**What to produce**
Find and return each line containing "this".

**Exercise data**
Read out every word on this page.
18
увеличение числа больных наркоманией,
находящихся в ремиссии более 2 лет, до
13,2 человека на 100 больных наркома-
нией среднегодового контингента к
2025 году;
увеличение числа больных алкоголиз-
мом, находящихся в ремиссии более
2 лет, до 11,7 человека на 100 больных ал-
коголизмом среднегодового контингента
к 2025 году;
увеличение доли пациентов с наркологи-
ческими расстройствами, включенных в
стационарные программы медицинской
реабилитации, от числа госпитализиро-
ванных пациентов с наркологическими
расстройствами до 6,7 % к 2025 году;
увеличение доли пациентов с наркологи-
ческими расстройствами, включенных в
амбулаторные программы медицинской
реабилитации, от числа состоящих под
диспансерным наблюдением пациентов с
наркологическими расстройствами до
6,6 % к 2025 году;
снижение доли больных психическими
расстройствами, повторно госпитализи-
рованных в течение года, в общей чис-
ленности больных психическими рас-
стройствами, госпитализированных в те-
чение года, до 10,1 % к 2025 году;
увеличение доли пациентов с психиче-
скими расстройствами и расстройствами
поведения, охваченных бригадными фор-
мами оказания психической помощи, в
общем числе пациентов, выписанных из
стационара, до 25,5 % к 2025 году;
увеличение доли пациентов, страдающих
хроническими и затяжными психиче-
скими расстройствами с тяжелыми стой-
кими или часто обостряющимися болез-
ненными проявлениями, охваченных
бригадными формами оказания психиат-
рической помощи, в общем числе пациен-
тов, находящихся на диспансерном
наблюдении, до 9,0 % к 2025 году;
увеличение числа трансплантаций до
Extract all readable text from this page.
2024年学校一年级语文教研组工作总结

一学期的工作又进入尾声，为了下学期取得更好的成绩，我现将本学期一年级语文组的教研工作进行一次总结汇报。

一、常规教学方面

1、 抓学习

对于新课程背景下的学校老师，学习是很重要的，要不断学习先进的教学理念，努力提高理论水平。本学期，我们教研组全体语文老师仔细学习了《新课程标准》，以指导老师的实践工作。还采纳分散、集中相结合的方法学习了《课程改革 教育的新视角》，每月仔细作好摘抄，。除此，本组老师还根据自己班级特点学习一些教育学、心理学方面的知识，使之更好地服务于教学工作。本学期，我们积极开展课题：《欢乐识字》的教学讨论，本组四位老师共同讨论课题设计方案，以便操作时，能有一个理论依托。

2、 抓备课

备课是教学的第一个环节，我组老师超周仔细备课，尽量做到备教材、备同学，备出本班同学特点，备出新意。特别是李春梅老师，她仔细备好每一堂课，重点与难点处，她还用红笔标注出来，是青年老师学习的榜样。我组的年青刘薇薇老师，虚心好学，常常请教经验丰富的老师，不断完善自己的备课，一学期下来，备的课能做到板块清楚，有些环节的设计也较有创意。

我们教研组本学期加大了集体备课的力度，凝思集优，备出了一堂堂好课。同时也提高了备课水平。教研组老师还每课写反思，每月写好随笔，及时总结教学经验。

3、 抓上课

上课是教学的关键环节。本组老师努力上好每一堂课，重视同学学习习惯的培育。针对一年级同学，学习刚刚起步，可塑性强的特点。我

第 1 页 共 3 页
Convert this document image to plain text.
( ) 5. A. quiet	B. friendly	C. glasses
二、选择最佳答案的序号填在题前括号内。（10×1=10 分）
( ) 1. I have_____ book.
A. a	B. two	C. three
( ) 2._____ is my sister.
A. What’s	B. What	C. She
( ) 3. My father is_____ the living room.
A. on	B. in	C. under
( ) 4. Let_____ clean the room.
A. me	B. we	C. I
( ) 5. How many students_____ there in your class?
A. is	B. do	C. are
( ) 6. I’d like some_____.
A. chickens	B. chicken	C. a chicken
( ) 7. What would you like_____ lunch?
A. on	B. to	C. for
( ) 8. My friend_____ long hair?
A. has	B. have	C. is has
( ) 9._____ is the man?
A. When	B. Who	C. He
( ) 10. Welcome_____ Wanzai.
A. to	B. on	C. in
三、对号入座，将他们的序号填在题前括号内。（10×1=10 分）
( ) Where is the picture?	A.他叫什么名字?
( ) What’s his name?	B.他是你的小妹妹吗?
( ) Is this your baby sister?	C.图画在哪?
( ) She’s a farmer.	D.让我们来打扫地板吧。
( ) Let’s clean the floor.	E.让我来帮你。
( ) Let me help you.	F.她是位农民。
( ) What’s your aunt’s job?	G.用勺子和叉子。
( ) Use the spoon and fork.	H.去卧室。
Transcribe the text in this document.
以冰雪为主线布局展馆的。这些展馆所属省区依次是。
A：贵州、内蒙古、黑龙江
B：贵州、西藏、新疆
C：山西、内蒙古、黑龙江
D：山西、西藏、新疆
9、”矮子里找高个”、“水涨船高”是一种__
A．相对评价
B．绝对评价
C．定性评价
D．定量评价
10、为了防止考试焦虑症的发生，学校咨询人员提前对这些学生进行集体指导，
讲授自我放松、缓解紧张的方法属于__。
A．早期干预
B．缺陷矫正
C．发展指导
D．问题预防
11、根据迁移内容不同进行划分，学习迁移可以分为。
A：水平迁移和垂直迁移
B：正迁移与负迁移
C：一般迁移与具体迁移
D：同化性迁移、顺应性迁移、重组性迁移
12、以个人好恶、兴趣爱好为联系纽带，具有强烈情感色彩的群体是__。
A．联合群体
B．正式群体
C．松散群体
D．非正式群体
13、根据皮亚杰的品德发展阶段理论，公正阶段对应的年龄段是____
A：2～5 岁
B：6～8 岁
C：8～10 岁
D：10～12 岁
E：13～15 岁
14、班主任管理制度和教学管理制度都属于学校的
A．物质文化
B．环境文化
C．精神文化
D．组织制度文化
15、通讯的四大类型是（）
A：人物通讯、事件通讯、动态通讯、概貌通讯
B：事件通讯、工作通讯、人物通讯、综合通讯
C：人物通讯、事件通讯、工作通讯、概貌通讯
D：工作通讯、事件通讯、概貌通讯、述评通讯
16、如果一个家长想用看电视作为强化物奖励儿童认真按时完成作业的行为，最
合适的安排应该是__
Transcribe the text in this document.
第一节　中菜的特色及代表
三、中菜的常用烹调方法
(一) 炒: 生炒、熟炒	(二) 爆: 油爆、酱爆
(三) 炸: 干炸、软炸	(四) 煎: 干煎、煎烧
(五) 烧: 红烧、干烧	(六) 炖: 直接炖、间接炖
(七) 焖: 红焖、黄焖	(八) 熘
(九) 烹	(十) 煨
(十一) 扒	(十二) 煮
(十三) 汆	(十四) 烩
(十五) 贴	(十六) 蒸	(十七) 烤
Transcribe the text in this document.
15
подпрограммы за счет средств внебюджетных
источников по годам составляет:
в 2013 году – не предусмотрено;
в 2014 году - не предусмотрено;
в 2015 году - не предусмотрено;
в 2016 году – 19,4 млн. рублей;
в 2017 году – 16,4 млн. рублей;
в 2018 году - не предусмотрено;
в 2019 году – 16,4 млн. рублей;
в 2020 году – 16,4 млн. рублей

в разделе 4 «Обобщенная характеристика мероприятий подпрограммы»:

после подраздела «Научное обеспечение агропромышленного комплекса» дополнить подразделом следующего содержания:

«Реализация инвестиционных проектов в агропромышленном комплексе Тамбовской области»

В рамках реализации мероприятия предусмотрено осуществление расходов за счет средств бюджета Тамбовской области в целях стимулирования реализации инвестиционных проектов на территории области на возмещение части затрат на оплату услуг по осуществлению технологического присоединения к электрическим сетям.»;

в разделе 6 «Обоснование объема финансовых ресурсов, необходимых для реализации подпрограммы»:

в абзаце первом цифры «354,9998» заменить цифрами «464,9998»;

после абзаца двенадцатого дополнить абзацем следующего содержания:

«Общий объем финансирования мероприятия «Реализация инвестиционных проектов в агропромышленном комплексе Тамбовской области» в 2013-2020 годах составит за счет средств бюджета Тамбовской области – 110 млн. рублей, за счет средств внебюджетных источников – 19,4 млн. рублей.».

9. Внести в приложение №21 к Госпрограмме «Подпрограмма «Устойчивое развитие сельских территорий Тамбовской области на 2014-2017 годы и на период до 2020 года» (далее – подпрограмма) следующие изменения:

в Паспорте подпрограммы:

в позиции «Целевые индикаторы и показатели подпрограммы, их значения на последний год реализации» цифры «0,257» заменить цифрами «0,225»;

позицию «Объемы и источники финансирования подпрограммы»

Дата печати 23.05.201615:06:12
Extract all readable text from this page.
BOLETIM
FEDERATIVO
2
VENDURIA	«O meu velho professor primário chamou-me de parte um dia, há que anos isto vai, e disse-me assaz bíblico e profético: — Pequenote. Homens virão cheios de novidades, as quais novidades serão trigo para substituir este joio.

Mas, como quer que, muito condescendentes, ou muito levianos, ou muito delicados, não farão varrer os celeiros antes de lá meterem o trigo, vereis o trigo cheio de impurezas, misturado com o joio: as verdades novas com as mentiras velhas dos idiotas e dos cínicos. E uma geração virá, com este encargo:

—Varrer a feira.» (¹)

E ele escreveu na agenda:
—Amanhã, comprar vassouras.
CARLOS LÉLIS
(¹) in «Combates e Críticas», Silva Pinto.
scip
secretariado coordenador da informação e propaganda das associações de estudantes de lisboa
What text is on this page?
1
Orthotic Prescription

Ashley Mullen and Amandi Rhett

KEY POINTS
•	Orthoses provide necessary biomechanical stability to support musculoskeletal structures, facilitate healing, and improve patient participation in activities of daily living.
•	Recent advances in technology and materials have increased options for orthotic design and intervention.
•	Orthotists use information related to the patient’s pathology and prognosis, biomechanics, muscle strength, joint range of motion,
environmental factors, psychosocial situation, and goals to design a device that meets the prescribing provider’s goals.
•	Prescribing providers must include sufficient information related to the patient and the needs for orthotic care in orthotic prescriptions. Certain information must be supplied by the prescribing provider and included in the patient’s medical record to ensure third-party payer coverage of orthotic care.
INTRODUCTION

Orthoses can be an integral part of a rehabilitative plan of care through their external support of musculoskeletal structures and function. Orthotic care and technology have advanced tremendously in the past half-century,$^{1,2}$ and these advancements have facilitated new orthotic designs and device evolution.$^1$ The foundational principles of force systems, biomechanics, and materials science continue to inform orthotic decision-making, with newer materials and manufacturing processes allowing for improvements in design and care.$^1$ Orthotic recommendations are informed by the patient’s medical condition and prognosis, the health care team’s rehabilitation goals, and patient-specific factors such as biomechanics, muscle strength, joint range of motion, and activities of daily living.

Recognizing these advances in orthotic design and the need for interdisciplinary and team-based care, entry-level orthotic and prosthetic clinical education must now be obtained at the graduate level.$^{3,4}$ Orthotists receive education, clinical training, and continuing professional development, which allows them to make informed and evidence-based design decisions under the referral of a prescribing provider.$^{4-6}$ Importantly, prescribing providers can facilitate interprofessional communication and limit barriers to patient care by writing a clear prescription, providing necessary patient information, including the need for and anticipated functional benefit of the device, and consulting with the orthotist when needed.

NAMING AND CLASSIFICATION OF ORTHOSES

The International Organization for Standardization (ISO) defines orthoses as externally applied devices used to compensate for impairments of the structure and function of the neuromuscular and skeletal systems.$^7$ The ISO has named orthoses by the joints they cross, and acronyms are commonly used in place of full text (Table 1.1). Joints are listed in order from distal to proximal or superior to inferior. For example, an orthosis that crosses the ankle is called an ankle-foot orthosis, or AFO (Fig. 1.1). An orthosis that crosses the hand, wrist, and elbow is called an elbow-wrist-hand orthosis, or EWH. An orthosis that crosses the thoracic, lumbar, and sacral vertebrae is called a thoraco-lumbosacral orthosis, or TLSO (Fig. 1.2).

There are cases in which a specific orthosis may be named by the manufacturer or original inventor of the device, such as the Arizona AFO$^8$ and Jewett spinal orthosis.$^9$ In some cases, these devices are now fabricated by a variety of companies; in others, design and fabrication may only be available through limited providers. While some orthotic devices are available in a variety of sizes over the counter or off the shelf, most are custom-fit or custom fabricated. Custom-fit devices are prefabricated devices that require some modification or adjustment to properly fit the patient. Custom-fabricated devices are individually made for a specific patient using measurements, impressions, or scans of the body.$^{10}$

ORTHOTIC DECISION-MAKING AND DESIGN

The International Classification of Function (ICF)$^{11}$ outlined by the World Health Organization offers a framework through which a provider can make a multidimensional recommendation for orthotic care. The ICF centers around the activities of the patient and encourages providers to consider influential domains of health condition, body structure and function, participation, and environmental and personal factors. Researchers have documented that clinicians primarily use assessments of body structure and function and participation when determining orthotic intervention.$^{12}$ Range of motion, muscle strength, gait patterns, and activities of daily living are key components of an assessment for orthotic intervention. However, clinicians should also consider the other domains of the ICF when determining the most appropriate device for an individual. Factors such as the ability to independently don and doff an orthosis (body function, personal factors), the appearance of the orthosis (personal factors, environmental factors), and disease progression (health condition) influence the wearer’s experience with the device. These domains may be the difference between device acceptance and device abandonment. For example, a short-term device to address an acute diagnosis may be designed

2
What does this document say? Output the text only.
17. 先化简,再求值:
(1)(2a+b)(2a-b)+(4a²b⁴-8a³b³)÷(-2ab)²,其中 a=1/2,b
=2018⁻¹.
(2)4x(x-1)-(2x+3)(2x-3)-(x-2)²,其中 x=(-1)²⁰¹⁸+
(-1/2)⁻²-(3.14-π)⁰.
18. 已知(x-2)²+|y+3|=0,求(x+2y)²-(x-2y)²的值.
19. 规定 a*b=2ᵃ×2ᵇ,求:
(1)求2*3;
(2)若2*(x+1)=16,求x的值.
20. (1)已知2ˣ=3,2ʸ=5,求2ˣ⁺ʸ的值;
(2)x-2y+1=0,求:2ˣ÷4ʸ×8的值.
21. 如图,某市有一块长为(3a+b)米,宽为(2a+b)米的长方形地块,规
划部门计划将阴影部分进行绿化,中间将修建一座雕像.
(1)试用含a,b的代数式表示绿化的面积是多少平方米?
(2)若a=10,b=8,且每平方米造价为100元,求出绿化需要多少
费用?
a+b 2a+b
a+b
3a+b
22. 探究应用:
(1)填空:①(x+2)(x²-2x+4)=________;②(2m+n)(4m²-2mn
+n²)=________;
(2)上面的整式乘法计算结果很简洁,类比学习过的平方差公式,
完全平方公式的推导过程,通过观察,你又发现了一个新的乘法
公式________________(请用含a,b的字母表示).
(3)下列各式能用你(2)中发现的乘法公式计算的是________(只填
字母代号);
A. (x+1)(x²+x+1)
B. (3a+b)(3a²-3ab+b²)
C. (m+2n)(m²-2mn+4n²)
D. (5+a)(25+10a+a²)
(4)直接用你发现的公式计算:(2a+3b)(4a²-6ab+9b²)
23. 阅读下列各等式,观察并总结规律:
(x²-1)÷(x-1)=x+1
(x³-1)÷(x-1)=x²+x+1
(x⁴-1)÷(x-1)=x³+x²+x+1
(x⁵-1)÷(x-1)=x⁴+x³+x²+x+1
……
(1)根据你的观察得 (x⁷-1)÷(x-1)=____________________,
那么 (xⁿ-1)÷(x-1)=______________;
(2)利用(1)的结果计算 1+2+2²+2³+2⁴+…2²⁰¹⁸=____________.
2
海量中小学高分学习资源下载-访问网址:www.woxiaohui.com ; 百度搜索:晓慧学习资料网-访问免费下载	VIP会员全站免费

**Full response**
Read out every word on this page.
Extract all readable text from this page.
Convert this document image to plain text.
( ) Is this your baby sister?	C.图画在哪?
Transcribe the text in this document.
Transcribe the text in this document.
Transcribe the text in this document.
Extract all readable text from this page.
What text is on this page?
What does this document say? Output the text only.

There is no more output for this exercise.